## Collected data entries

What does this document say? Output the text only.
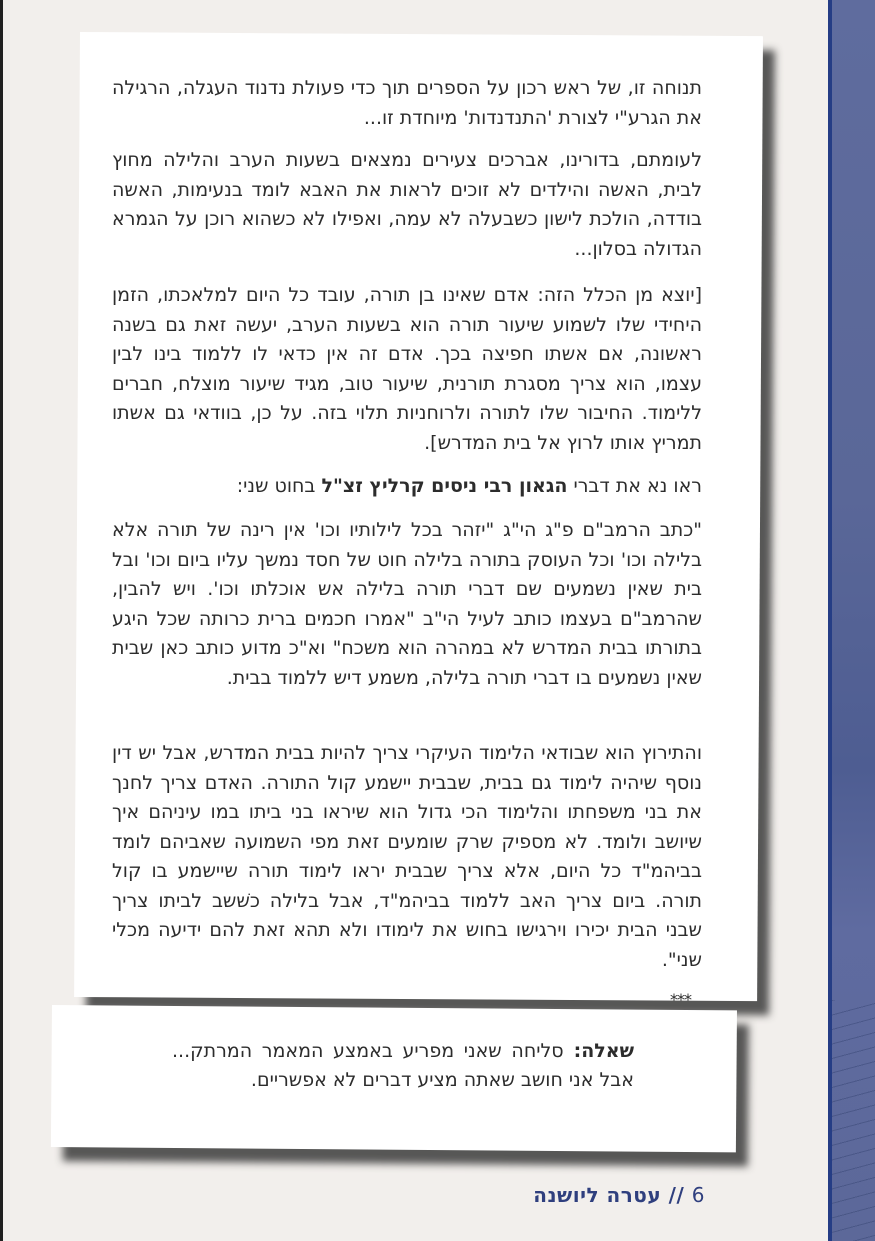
תנוחה זו, של ראש רכון על הספרים תוך כדי פעולת נדנוד העגלה, הרגילה את הגרע"י לצורת 'התנדנדות' מיוחדת זו...

לעומתם, בדורינו, אברכים צעירים נמצאים בשעות הערב והלילה מחוץ לבית, האשה והילדים לא זוכים לראות את האבא לומד בנעימות, האשה בודדה, הולכת לישון כשבעלה לא עמה, ואפילו לא כשהוא רוכן על הגמרא הגדולה בסלון...

[יוצא מן הכלל הזה: אדם שאינו בן תורה, עובד כל היום למלאכתו, הזמן היחידי שלו לשמוע שיעור תורה הוא בשעות הערב, יעשה זאת גם בשנה ראשונה, אם אשתו חפיצה בכך. אדם זה אין כדאי לו ללמוד בינו לבין עצמו, הוא צריך מסגרת תורנית, שיעור טוב, מגיד שיעור מוצלח, חברים ללימוד. החיבור שלו לתורה ולרוחניות תלוי בזה. על כן, בוודאי גם אשתו תמריץ אותו לרוץ אל בית המדרש].

ראו נא את דברי הגאון רבי ניסים קרליץ זצ"ל בחוט שני:

"כתב הרמב"ם פ"ג הי"ג "יזהר בכל לילותיו וכו' אין רינה של תורה אלא בלילה וכו' וכל העוסק בתורה בלילה חוט של חסד נמשך עליו ביום וכו' ובל בית שאין נשמעים שם דברי תורה בלילה אש אוכלתו וכו'. ויש להבין, שהרמב"ם בעצמו כותב לעיל הי"ב "אמרו חכמים ברית כרותה שכל היגע בתורתו בבית המדרש לא במהרה הוא משכח" וא"כ מדוע כותב כאן שבית שאין נשמעים בו דברי תורה בלילה, משמע דיש ללמוד בבית.

והתירוץ הוא שבודאי הלימוד העיקרי צריך להיות בבית המדרש, אבל יש דין נוסף שיהיה לימוד גם בבית, שבבית יישמע קול התורה. האדם צריך לחנך את בני משפחתו והלימוד הכי גדול הוא שיראו בני ביתו במו עיניהם איך שיושב ולומד. לא מספיק שרק שומעים זאת מפי השמועה שאביהם לומד בביהמ"ד כל היום, אלא צריך שבבית יראו לימוד תורה שיישמע בו קול תורה. ביום צריך האב ללמוד בביהמ"ד, אבל בלילה כשׁשב לביתו צריך שבני הבית יכירו וירגישו בחוש את לימודו ולא תהא זאת להם ידיעה מכלי שני".

***
שאלה:סליחה שאני מפריע באמצע המאמר המרתק... אבל אני חושב שאתה מציע דברים לא אפשריים.
6 // עטרה ליושנה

## Request
Every entry above needs to be retyped exactly; drop the pictures.

## Written solution
What does this document say? Output the text only.
תנוחה זו, של ראש רכון על הספרים תוך כדי פעולת נדנוד העגלה, הרגילה את הגרע"י לצורת 'התנדנדות' מיוחדת זו...

לעומתם, בדורינו, אברכים צעירים נמצאים בשעות הערב והלילה מחוץ לבית, האשה והילדים לא זוכים לראות את האבא לומד בנעימות, האשה בודדה, הולכת לישון כשבעלה לא עמה, ואפילו לא כשהוא רוכן על הגמרא הגדולה בסלון...

[יוצא מן הכלל הזה: אדם שאינו בן תורה, עובד כל היום למלאכתו, הזמן היחידי שלו לשמוע שיעור תורה הוא בשעות הערב, יעשה זאת גם בשנה ראשונה, אם אשתו חפיצה בכך. אדם זה אין כדאי לו ללמוד בינו לבין עצמו, הוא צריך מסגרת תורנית, שיעור טוב, מגיד שיעור מוצלח, חברים ללימוד. החיבור שלו לתורה ולרוחניות תלוי בזה. על כן, בוודאי גם אשתו תמריץ אותו לרוץ אל בית המדרש].

ראו נא את דברי הגאון רבי ניסים קרליץ זצ"ל בחוט שני:

"כתב הרמב"ם פ"ג הי"ג "יזהר בכל לילותיו וכו' אין רינה של תורה אלא בלילה וכו' וכל העוסק בתורה בלילה חוט של חסד נמשך עליו ביום וכו' ובל בית שאין נשמעים שם דברי תורה בלילה אש אוכלתו וכו'. ויש להבין, שהרמב"ם בעצמו כותב לעיל הי"ב "אמרו חכמים ברית כרותה שכל היגע בתורתו בבית המדרש לא במהרה הוא משכח" וא"כ מדוע כותב כאן שבית שאין נשמעים בו דברי תורה בלילה, משמע דיש ללמוד בבית.

והתירוץ הוא שבודאי הלימוד העיקרי צריך להיות בבית המדרש, אבל יש דין נוסף שיהיה לימוד גם בבית, שבבית יישמע קול התורה. האדם צריך לחנך את בני משפחתו והלימוד הכי גדול הוא שיראו בני ביתו במו עיניהם איך שיושב ולומד. לא מספיק שרק שומעים זאת מפי השמועה שאביהם לומד בביהמ"ד כל היום, אלא צריך שבבית יראו לימוד תורה שיישמע בו קול תורה. ביום צריך האב ללמוד בביהמ"ד, אבל בלילה כשׁשב לביתו צריך שבני הבית יכירו וירגישו בחוש את לימודו ולא תהא זאת להם ידיעה מכלי שני".

***
שאלה:סליחה שאני מפריע באמצע המאמר המרתק... אבל אני חושב שאתה מציע דברים לא אפשריים.
6 // עטרה ליושנה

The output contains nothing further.